Records from a data collection
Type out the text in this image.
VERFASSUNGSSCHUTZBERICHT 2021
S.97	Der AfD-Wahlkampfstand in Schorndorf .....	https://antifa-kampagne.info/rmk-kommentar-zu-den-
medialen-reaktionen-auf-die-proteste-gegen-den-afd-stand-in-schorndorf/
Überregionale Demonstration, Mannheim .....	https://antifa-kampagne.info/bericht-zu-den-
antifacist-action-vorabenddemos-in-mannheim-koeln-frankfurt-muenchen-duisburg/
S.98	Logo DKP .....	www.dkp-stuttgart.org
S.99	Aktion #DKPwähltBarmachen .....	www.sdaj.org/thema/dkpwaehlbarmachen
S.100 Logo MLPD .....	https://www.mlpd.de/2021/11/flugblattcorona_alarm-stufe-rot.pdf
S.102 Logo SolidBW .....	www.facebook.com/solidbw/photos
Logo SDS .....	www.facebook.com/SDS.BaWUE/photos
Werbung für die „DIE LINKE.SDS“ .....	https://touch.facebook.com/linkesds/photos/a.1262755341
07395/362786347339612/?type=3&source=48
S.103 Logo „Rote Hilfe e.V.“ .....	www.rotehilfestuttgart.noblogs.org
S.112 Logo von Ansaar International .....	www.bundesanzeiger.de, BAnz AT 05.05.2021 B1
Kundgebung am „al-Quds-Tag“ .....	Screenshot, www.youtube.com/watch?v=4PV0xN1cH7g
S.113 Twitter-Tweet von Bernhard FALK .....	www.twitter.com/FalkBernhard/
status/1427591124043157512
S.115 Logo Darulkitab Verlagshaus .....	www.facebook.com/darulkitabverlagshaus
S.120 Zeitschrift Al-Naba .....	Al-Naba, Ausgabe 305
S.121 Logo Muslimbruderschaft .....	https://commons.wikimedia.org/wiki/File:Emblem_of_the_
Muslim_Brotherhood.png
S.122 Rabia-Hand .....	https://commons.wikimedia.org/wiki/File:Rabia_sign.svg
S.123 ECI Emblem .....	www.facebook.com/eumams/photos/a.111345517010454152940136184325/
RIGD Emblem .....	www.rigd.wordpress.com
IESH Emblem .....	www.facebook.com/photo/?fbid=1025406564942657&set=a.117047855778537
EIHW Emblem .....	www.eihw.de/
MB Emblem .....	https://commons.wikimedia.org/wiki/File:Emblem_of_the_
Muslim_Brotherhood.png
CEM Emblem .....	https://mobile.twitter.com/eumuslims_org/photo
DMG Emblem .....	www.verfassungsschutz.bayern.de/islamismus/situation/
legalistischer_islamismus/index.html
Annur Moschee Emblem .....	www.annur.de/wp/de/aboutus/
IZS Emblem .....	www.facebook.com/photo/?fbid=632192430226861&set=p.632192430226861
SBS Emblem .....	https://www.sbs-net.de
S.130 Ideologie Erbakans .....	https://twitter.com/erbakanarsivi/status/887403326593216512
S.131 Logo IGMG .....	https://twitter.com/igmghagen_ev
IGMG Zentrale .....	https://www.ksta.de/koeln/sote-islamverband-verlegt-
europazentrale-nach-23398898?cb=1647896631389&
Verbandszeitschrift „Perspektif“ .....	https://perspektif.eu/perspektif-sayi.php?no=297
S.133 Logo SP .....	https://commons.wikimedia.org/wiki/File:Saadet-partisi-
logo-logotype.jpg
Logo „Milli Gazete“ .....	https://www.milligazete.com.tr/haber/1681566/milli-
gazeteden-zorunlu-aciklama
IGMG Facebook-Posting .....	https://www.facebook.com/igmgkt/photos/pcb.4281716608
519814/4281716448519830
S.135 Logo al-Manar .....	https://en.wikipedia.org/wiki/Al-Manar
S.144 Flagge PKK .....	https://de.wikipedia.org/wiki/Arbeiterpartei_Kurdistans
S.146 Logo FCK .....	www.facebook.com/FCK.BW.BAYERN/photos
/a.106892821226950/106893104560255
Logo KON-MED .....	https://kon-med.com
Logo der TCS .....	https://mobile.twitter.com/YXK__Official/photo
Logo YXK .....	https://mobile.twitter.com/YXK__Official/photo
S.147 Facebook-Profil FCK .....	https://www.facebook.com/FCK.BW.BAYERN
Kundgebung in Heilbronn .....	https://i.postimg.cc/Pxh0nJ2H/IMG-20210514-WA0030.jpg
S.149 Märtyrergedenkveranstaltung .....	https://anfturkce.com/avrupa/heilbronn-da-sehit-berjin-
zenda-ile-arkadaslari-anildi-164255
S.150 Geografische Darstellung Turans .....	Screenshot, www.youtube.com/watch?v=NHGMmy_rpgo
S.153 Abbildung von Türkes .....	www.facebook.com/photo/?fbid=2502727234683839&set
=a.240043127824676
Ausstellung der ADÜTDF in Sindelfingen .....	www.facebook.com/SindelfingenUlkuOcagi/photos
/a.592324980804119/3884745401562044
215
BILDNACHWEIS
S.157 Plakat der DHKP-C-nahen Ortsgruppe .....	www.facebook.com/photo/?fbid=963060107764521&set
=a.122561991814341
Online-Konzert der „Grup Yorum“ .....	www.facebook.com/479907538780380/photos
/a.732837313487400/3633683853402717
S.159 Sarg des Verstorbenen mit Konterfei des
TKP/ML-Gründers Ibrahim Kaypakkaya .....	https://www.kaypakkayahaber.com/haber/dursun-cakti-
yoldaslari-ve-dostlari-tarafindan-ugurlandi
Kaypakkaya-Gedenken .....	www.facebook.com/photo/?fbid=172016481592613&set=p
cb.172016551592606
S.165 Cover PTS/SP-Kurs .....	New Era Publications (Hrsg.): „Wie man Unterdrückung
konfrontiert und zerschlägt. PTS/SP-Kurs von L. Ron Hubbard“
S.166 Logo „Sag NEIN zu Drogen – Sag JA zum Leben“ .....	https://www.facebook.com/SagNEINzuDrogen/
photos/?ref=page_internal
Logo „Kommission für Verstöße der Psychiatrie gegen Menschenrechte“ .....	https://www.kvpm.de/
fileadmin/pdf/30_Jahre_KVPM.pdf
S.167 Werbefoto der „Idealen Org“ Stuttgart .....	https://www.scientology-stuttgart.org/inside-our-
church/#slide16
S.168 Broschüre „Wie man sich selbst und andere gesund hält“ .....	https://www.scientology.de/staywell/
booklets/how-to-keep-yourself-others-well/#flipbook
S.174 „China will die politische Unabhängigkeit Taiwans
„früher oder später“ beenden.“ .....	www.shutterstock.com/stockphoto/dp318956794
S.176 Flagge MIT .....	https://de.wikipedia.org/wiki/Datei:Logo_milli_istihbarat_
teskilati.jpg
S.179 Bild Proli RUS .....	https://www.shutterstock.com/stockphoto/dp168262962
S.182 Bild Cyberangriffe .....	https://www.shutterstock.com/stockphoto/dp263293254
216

WHAT YOU SHOULD DO:
Which lines in the data above contain "scientology"? Show each one.

EXERCISE OUTPUT:
S.167 Werbefoto der „Idealen Org“ Stuttgart .....	https://www.scientology-stuttgart.org/inside-our-
S.168 Broschüre „Wie man sich selbst und andere gesund hält“ .....	https://www.scientology.de/staywell/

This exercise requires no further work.